- **Exercise description**
Draw out every line with the word "text" from the listing below.

- **Stored rows**
Begin

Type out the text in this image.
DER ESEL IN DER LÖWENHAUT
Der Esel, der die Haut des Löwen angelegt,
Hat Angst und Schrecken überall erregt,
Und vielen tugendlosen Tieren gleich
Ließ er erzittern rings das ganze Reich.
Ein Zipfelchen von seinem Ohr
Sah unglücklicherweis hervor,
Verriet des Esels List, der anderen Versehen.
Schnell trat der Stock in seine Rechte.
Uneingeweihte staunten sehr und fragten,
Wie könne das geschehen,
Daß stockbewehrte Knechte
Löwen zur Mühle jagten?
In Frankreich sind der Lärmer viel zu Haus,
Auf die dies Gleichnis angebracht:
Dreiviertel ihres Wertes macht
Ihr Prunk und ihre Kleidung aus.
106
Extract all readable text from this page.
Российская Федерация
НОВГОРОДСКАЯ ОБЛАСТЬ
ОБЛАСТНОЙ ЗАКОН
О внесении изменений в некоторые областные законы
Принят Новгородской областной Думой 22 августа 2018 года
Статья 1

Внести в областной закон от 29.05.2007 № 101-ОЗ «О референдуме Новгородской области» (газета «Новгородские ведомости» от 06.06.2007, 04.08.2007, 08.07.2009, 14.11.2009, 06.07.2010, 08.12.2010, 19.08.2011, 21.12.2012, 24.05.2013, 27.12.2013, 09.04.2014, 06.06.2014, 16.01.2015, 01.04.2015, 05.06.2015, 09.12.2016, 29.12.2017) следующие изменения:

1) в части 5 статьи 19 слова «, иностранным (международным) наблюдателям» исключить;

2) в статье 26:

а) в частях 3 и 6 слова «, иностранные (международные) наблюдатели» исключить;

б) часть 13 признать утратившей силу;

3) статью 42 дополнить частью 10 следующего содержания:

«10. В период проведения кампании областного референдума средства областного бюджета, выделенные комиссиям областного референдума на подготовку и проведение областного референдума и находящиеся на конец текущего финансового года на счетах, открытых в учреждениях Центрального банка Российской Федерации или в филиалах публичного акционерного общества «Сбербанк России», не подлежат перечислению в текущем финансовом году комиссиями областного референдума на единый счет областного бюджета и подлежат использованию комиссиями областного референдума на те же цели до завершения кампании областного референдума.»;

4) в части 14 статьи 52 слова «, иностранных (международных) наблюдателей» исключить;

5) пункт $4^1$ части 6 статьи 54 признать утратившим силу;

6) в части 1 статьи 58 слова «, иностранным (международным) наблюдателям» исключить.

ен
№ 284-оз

End

- **Result**
Type out the text in this image.
Extract all readable text from this page.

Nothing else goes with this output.